WHAT TO PRODUCE —
How many lines in the records below hold the string "đường"? Answer with the number alone.

[begin RECORDS SHOWN]

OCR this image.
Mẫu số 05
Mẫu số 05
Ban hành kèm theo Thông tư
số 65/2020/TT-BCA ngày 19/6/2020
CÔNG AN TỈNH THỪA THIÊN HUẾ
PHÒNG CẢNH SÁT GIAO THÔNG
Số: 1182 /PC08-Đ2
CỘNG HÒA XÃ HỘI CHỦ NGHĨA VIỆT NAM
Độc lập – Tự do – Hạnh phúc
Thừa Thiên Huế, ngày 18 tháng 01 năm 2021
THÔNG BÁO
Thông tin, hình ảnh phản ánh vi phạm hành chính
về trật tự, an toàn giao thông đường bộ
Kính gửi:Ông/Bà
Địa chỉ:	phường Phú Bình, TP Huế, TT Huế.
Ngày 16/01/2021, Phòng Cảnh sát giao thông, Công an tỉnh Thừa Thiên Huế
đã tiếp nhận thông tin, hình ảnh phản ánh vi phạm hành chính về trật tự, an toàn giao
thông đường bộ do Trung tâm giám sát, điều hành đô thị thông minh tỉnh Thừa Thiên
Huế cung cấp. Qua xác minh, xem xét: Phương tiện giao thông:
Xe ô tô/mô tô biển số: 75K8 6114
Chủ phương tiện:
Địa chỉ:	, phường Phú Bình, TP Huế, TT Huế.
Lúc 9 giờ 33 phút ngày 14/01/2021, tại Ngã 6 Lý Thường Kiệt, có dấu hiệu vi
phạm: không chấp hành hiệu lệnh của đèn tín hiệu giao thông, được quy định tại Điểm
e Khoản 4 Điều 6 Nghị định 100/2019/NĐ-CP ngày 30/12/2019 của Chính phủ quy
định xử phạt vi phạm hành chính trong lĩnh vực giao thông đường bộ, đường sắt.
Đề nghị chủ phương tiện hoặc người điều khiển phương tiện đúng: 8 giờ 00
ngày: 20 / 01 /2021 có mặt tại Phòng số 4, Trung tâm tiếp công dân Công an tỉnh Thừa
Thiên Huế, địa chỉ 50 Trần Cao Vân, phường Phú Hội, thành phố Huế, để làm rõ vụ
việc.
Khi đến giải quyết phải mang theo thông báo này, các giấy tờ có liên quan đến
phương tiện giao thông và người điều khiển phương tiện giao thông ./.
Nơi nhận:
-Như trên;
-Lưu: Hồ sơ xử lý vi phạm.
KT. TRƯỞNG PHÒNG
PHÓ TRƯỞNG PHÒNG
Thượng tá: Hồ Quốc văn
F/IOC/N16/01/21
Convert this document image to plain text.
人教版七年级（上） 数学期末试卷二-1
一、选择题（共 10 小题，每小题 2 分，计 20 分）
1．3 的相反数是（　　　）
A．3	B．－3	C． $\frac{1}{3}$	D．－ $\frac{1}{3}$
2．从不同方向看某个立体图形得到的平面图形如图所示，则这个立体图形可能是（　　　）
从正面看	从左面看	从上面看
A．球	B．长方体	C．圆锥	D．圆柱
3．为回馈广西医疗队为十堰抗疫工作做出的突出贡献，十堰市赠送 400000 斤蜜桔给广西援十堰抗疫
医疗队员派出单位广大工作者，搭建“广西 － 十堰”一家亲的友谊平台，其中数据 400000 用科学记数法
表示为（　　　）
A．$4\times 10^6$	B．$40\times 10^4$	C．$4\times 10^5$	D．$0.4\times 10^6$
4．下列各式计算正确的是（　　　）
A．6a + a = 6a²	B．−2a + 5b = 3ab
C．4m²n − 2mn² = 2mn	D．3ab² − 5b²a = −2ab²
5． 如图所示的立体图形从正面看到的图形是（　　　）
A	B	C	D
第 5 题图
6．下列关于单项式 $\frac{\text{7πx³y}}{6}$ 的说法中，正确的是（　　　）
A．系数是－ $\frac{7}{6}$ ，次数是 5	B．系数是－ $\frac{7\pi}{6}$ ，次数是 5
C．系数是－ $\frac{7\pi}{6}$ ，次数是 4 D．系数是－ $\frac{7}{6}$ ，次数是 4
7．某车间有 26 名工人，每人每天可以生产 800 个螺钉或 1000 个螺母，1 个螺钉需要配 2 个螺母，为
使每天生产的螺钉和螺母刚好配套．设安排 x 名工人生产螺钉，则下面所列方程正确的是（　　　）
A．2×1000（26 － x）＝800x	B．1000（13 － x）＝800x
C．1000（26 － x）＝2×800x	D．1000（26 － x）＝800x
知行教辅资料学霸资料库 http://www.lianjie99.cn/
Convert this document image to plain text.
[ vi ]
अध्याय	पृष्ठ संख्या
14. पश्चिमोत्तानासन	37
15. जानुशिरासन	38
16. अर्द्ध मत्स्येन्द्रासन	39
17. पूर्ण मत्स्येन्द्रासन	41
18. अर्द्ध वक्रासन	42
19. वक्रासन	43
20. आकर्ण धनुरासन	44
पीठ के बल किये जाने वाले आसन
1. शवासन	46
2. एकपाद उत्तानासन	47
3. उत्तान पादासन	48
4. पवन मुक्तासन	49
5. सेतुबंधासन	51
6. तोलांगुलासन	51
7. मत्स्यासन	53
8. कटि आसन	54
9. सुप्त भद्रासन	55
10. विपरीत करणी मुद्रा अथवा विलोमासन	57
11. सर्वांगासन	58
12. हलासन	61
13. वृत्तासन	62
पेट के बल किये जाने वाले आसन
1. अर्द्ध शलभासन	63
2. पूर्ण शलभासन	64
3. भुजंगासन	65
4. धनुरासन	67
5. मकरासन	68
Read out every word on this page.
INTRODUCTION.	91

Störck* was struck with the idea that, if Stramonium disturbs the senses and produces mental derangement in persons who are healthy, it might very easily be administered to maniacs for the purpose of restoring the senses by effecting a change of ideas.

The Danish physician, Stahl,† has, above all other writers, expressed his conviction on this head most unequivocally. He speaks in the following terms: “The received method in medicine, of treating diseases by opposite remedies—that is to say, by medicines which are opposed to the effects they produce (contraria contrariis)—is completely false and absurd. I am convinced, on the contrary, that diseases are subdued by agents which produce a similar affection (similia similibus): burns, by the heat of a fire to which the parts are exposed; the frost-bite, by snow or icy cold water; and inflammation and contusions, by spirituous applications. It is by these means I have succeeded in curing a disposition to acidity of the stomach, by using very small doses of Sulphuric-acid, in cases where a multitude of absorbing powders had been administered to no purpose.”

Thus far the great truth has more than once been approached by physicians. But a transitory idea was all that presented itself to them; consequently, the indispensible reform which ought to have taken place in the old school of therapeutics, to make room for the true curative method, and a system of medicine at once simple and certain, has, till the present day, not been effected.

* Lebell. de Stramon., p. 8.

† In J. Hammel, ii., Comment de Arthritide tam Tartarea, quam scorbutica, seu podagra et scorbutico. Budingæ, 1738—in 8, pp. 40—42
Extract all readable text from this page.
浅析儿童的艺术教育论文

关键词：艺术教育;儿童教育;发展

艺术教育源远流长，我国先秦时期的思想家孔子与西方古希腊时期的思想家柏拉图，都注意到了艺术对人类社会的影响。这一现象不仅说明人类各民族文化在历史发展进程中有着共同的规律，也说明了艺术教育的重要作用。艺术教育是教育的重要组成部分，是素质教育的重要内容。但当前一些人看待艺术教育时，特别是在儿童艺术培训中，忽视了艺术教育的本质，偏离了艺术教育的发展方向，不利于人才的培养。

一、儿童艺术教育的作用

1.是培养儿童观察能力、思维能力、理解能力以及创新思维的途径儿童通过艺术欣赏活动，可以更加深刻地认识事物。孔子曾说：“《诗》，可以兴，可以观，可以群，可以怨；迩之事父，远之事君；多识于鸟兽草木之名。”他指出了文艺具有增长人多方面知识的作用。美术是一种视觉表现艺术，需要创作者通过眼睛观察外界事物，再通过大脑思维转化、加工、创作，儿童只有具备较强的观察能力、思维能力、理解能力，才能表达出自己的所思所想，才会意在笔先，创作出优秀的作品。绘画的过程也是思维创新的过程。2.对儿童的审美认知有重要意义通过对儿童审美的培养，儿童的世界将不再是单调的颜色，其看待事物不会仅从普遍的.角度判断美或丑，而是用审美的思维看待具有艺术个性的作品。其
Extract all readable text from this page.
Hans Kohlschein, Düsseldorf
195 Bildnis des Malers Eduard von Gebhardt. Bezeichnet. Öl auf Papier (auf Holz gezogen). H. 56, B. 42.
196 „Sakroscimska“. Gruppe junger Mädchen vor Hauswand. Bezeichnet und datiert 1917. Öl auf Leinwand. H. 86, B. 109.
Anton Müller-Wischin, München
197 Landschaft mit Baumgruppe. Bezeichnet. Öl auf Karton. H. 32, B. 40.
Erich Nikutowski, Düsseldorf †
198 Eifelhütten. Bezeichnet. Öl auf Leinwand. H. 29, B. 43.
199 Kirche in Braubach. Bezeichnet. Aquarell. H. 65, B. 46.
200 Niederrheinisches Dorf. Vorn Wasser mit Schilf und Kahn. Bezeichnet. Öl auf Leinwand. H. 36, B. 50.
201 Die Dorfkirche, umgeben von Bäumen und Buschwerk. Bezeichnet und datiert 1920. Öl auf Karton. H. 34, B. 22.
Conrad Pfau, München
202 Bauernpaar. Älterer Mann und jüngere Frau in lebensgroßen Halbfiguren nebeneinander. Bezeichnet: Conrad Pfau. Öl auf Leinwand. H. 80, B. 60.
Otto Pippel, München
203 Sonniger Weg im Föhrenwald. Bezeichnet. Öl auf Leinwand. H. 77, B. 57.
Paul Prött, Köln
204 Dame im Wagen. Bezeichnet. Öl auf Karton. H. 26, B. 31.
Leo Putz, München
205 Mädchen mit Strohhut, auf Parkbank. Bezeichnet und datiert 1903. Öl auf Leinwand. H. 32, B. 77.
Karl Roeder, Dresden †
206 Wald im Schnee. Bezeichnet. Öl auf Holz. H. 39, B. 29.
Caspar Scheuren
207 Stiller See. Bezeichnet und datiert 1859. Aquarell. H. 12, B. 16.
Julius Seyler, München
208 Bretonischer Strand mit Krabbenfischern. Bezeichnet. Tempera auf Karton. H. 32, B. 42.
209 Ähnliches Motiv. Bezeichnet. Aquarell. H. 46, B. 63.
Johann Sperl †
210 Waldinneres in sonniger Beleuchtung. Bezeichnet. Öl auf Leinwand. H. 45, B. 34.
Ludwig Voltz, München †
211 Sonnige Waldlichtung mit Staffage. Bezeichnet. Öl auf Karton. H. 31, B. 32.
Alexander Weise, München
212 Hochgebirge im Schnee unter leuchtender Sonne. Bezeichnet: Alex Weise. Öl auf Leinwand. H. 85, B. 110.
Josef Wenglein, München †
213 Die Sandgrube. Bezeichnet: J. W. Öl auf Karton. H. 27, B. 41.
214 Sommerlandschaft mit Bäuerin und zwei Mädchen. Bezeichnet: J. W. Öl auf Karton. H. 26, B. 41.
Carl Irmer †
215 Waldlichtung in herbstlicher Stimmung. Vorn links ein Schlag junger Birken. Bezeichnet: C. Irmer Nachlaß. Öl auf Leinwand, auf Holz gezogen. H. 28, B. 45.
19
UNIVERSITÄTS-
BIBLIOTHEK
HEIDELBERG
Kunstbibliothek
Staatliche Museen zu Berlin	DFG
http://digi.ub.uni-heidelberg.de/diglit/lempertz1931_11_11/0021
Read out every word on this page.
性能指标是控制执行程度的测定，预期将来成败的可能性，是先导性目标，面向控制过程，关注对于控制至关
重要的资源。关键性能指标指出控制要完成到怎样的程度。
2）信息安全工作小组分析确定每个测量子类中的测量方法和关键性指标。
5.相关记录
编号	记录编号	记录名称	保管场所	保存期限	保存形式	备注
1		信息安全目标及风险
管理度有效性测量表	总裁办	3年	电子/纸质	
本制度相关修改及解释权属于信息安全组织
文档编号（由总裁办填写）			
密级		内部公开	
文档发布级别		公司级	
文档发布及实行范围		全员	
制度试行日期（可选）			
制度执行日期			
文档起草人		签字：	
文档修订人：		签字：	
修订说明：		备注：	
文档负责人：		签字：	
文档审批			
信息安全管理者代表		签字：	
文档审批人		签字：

[end RECORDS SHOWN]

CORRECT RESULT —
3